• **AIM OF THE TASK**: Wherever the word "folder" appears in a line, copy that line.

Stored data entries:

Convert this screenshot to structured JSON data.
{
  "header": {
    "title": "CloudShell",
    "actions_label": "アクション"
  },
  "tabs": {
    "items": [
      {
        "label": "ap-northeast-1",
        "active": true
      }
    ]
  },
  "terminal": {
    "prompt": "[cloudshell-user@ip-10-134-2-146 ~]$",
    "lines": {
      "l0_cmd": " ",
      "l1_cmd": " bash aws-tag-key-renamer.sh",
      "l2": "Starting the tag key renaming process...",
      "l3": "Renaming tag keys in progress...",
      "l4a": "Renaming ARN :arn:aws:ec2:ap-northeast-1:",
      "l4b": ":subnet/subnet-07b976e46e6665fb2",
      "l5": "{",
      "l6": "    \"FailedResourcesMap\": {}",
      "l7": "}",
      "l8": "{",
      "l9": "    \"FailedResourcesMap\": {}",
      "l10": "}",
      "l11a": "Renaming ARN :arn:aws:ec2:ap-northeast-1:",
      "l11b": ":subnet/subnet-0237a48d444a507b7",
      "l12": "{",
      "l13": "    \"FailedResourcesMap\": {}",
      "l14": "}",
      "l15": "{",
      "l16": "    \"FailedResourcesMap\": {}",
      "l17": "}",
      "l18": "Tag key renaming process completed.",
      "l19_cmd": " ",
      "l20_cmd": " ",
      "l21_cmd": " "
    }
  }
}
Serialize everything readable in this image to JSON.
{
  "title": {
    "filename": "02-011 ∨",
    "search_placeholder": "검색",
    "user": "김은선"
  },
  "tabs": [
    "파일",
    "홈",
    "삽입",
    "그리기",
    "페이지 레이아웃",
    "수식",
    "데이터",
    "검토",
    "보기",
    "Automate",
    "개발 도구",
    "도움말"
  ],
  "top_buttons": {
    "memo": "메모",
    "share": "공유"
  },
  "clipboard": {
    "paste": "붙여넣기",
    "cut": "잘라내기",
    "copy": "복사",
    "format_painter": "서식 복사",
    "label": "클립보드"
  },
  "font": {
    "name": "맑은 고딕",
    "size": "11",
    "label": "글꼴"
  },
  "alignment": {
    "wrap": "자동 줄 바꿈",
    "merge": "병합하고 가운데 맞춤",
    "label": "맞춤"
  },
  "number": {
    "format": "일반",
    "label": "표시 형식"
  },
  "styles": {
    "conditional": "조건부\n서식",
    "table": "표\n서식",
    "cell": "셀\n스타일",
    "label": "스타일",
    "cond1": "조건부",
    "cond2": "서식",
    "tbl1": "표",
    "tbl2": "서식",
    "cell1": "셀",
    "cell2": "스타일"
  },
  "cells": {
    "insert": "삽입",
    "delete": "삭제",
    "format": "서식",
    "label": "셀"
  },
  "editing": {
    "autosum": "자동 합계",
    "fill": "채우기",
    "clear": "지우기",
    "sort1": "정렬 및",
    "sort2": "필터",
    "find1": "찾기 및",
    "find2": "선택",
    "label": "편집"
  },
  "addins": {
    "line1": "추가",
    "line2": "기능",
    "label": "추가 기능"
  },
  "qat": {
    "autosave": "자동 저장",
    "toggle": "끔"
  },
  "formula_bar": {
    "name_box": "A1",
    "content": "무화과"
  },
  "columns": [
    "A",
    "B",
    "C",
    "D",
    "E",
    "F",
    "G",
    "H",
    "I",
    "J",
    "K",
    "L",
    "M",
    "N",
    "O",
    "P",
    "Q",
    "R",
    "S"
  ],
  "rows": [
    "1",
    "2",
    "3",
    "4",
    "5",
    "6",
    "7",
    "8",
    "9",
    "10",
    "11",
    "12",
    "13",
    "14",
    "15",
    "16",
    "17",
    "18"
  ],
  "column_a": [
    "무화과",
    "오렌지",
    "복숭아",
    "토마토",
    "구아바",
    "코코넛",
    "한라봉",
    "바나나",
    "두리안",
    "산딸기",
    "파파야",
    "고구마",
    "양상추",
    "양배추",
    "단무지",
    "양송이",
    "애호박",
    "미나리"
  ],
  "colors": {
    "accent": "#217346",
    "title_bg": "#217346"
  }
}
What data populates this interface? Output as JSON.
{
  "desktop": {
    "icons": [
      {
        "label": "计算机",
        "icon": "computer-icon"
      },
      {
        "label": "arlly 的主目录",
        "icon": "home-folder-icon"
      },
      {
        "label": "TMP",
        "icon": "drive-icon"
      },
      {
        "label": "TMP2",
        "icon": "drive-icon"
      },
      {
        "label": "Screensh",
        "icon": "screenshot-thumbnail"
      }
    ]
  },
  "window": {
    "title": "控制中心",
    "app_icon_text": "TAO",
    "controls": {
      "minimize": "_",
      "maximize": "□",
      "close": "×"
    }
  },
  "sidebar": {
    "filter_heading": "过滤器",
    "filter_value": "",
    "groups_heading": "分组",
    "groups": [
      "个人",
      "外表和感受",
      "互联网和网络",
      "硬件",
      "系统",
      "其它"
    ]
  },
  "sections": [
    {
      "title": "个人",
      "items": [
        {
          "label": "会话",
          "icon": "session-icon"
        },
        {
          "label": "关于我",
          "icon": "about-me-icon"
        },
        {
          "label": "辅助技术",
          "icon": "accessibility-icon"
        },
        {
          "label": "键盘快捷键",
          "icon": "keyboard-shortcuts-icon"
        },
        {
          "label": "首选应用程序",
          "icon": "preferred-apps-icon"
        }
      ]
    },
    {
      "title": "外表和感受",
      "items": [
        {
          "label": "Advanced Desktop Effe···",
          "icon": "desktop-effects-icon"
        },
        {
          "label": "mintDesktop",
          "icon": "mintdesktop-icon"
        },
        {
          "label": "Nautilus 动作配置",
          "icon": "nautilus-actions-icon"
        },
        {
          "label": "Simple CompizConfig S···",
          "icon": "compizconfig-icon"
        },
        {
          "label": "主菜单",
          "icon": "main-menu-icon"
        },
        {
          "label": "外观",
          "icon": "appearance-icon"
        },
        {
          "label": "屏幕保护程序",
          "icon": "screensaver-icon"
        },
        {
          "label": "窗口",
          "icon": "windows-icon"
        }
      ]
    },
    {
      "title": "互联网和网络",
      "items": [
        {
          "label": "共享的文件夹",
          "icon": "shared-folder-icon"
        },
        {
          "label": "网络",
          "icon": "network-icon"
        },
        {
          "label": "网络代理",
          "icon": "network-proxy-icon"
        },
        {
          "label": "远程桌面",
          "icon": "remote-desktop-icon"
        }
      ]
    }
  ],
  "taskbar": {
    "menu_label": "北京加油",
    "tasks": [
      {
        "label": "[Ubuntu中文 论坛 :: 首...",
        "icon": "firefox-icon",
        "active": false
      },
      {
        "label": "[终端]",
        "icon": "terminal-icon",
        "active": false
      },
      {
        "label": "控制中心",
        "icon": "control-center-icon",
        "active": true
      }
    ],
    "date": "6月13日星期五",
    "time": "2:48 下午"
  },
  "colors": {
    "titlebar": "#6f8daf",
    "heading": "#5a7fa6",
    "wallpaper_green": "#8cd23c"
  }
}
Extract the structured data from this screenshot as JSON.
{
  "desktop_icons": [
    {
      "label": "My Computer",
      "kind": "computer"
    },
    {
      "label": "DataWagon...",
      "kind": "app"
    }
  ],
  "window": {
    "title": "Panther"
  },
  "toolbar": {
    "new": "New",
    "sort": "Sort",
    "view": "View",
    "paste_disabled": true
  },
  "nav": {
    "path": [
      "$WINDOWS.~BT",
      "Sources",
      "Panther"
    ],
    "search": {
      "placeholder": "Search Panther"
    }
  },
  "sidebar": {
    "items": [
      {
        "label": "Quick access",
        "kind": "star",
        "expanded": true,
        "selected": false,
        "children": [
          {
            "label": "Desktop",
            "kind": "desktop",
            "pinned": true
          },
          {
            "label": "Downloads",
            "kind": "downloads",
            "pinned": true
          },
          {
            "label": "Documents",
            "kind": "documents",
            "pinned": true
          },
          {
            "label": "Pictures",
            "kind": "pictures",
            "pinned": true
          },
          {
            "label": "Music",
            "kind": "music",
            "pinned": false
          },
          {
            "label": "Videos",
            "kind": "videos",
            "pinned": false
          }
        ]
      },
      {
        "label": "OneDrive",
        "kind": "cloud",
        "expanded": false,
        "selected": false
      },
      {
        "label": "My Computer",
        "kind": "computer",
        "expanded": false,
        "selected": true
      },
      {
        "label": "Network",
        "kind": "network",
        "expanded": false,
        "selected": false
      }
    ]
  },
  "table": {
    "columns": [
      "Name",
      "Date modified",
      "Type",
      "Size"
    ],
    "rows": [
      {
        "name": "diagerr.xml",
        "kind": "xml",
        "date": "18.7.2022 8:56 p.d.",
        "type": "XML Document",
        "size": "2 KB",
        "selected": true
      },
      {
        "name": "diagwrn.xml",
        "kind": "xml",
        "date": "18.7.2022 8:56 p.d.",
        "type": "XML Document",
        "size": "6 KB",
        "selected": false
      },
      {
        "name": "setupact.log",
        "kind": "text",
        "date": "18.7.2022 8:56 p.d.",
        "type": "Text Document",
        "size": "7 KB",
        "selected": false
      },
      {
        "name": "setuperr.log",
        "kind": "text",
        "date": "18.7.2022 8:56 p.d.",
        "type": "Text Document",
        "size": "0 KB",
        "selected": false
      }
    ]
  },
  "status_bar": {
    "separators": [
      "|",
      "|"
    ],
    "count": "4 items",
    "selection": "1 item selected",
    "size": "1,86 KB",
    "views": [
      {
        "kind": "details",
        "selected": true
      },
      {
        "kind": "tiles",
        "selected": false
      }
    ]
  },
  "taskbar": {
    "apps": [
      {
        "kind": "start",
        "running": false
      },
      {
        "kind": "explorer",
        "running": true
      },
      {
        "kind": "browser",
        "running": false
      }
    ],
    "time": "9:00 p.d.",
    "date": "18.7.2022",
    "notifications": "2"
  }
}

• **TASK SOLUTION**:
        "icon": "home-folder-icon"
          "icon": "shared-folder-icon"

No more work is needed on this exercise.